■ **Exercise instructions**
For each line below that includes the word "this", make a copy.

═════ Provided data ═════

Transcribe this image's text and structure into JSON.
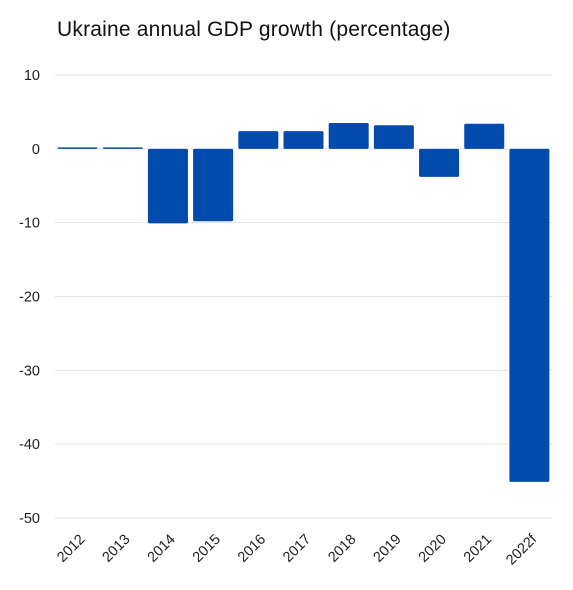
{
  "chart_data": {
    "type": "bar",
    "title": "Ukraine annual GDP growth (percentage)",
    "xlabel": "",
    "ylabel": "",
    "categories": [
      "2012",
      "2013",
      "2014",
      "2015",
      "2016",
      "2017",
      "2018",
      "2019",
      "2020",
      "2021",
      "2022f"
    ],
    "values": [
      0.2,
      0.0,
      -10.1,
      -9.8,
      2.4,
      2.4,
      3.5,
      3.2,
      -3.8,
      3.4,
      -45.1
    ],
    "ylim": [
      -50,
      10
    ],
    "yticks": [
      10,
      0,
      -10,
      -20,
      -30,
      -40,
      -50
    ],
    "grid": true,
    "bar_color": "#034AAD",
    "grid_color": "#e2e2e2",
    "x_tick_rotation": -45
  }
}
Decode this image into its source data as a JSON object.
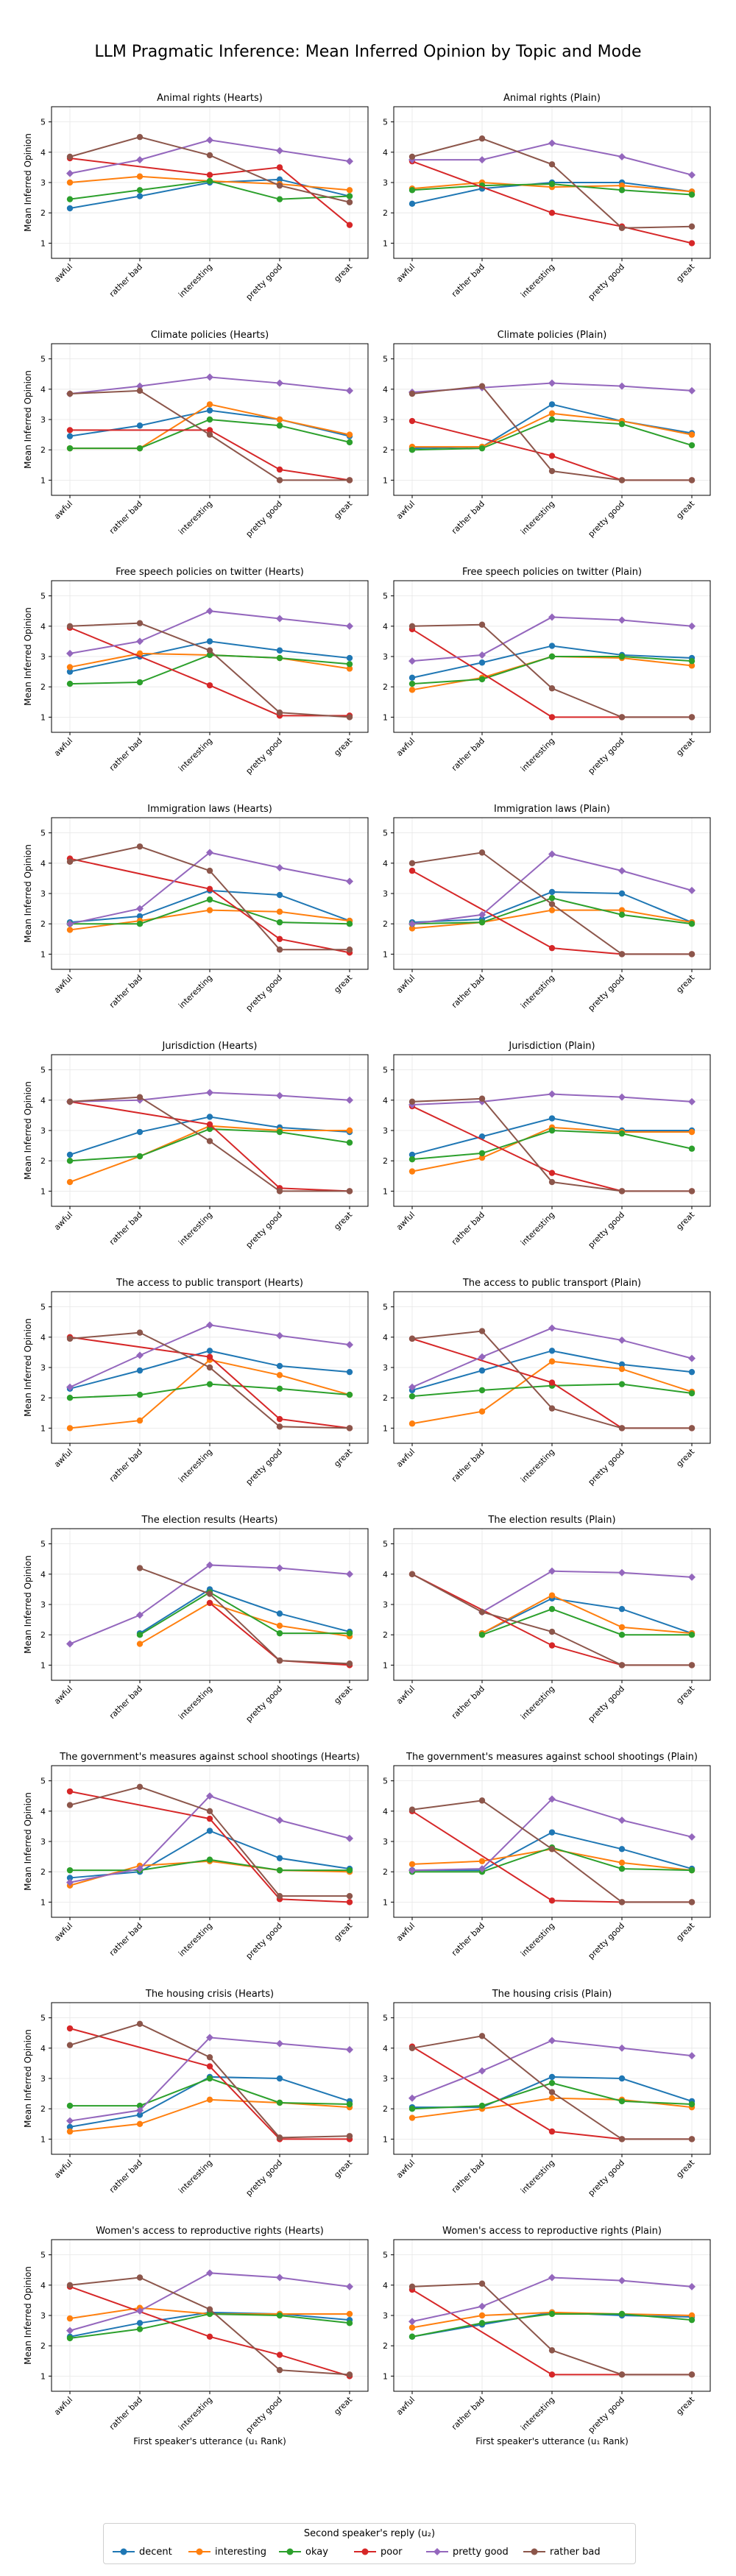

═════

■ **Solved problem**
Transcribe this image's text and structure into JSON.
Decode this image into its source data as a JSON object.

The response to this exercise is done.